_CHALLENGE_
Reproduce the listing below verbatim.
-- begin --
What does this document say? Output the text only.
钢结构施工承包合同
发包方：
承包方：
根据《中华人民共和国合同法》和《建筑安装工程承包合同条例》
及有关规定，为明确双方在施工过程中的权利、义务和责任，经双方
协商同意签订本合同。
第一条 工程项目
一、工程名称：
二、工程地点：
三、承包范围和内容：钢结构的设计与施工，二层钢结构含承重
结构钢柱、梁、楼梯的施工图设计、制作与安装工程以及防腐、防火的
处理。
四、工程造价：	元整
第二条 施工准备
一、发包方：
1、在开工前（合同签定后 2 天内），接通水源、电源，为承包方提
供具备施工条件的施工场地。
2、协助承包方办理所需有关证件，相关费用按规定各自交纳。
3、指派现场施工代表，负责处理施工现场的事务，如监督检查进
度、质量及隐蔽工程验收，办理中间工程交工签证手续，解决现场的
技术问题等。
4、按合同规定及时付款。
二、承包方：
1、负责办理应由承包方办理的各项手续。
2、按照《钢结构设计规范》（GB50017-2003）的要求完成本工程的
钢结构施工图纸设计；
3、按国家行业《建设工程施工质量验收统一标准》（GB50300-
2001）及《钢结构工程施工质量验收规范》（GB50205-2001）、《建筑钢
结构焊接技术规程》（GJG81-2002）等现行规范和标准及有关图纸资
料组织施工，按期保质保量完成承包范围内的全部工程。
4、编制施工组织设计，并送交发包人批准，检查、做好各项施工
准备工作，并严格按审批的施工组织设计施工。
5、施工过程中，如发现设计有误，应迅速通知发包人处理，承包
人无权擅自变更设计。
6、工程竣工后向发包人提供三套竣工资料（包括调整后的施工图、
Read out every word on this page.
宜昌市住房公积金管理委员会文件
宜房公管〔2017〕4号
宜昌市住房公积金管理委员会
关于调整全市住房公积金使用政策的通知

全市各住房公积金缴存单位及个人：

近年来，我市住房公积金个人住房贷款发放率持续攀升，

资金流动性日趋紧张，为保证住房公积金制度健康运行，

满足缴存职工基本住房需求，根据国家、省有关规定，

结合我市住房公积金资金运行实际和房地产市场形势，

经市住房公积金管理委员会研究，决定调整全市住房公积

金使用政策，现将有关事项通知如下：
-- end --
_ANSWER_
What does this document say? Output the text only.
钢结构施工承包合同
发包方：
承包方：
根据《中华人民共和国合同法》和《建筑安装工程承包合同条例》
及有关规定，为明确双方在施工过程中的权利、义务和责任，经双方
协商同意签订本合同。
第一条 工程项目
一、工程名称：
二、工程地点：
三、承包范围和内容：钢结构的设计与施工，二层钢结构含承重
结构钢柱、梁、楼梯的施工图设计、制作与安装工程以及防腐、防火的
处理。
四、工程造价：	元整
第二条 施工准备
一、发包方：
1、在开工前（合同签定后 2 天内），接通水源、电源，为承包方提
供具备施工条件的施工场地。
2、协助承包方办理所需有关证件，相关费用按规定各自交纳。
3、指派现场施工代表，负责处理施工现场的事务，如监督检查进
度、质量及隐蔽工程验收，办理中间工程交工签证手续，解决现场的
技术问题等。
4、按合同规定及时付款。
二、承包方：
1、负责办理应由承包方办理的各项手续。
2、按照《钢结构设计规范》（GB50017-2003）的要求完成本工程的
钢结构施工图纸设计；
3、按国家行业《建设工程施工质量验收统一标准》（GB50300-
2001）及《钢结构工程施工质量验收规范》（GB50205-2001）、《建筑钢
结构焊接技术规程》（GJG81-2002）等现行规范和标准及有关图纸资
料组织施工，按期保质保量完成承包范围内的全部工程。
4、编制施工组织设计，并送交发包人批准，检查、做好各项施工
准备工作，并严格按审批的施工组织设计施工。
5、施工过程中，如发现设计有误，应迅速通知发包人处理，承包
人无权擅自变更设计。
6、工程竣工后向发包人提供三套竣工资料（包括调整后的施工图、
Read out every word on this page.
宜昌市住房公积金管理委员会文件
宜房公管〔2017〕4号
宜昌市住房公积金管理委员会
关于调整全市住房公积金使用政策的通知

全市各住房公积金缴存单位及个人：

近年来，我市住房公积金个人住房贷款发放率持续攀升，

资金流动性日趋紧张，为保证住房公积金制度健康运行，

满足缴存职工基本住房需求，根据国家、省有关规定，

结合我市住房公积金资金运行实际和房地产市场形势，

经市住房公积金管理委员会研究，决定调整全市住房公积

金使用政策，现将有关事项通知如下：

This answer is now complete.